_Available records:_
+ + + + +

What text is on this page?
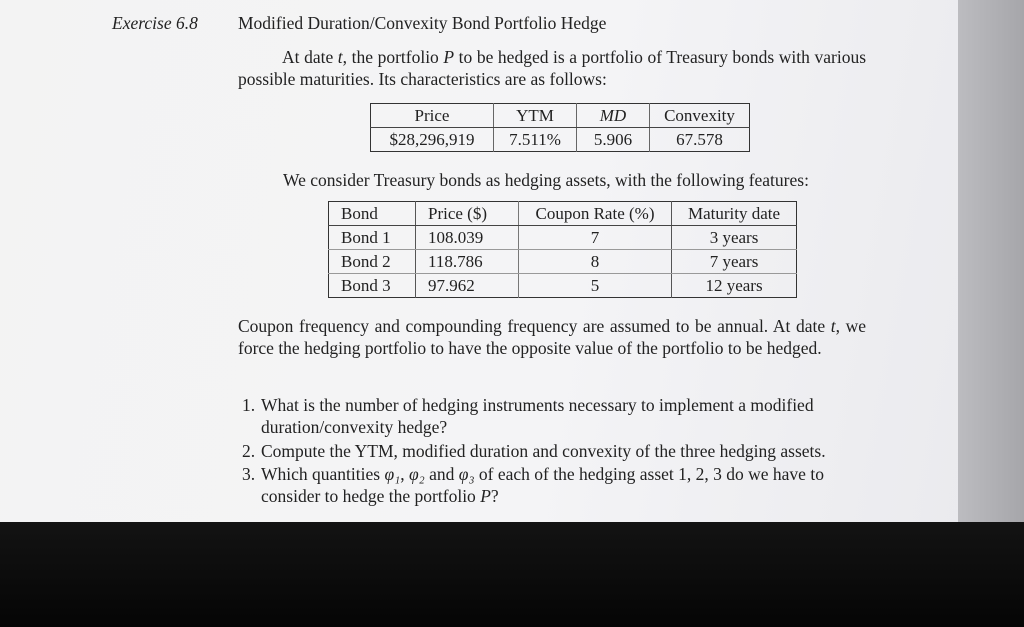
Exercise 6.8 Modified Duration/Convexity Bond Portfolio Hedge
At date t, the portfolio P to be hedged is a portfolio of Treasury bonds with various possible maturities. Its characteristics are as follows:
Price	YTM	MD	Convexity
$28,296,919	7.511%	5.906	67.578
We consider Treasury bonds as hedging assets, with the following features:
Bond	Price ($)	Coupon Rate (%)	Maturity date
Bond 1	108.039	7	3 years
Bond 2	118.786	8	7 years
Bond 3	97.962	5	12 years
Coupon frequency and compounding frequency are assumed to be annual. At date t, we force the hedging portfolio to have the opposite value of the portfolio to be hedged.
1. What is the number of hedging instruments necessary to implement a modified duration/convexity hedge?
2. Compute the YTM, modified duration and convexity of the three hedging assets.
3. Which quantities φ₁, φ₂ and φ₃ of each of the hedging asset 1, 2, 3 do we have to consider to hedge the portfolio P?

+ + + + +

_Do this:_
Repeat the material above in full and exactly, omitting the pictures.

_Solution for this problem:_
What text is on this page?
Exercise 6.8 Modified Duration/Convexity Bond Portfolio Hedge
At date t, the portfolio P to be hedged is a portfolio of Treasury bonds with various possible maturities. Its characteristics are as follows:
Price	YTM	MD	Convexity
$28,296,919	7.511%	5.906	67.578
We consider Treasury bonds as hedging assets, with the following features:
Bond	Price ($)	Coupon Rate (%)	Maturity date
Bond 1	108.039	7	3 years
Bond 2	118.786	8	7 years
Bond 3	97.962	5	12 years
Coupon frequency and compounding frequency are assumed to be annual. At date t, we force the hedging portfolio to have the opposite value of the portfolio to be hedged.
1. What is the number of hedging instruments necessary to implement a modified duration/convexity hedge?
2. Compute the YTM, modified duration and convexity of the three hedging assets.
3. Which quantities φ₁, φ₂ and φ₃ of each of the hedging asset 1, 2, 3 do we have to consider to hedge the portfolio P?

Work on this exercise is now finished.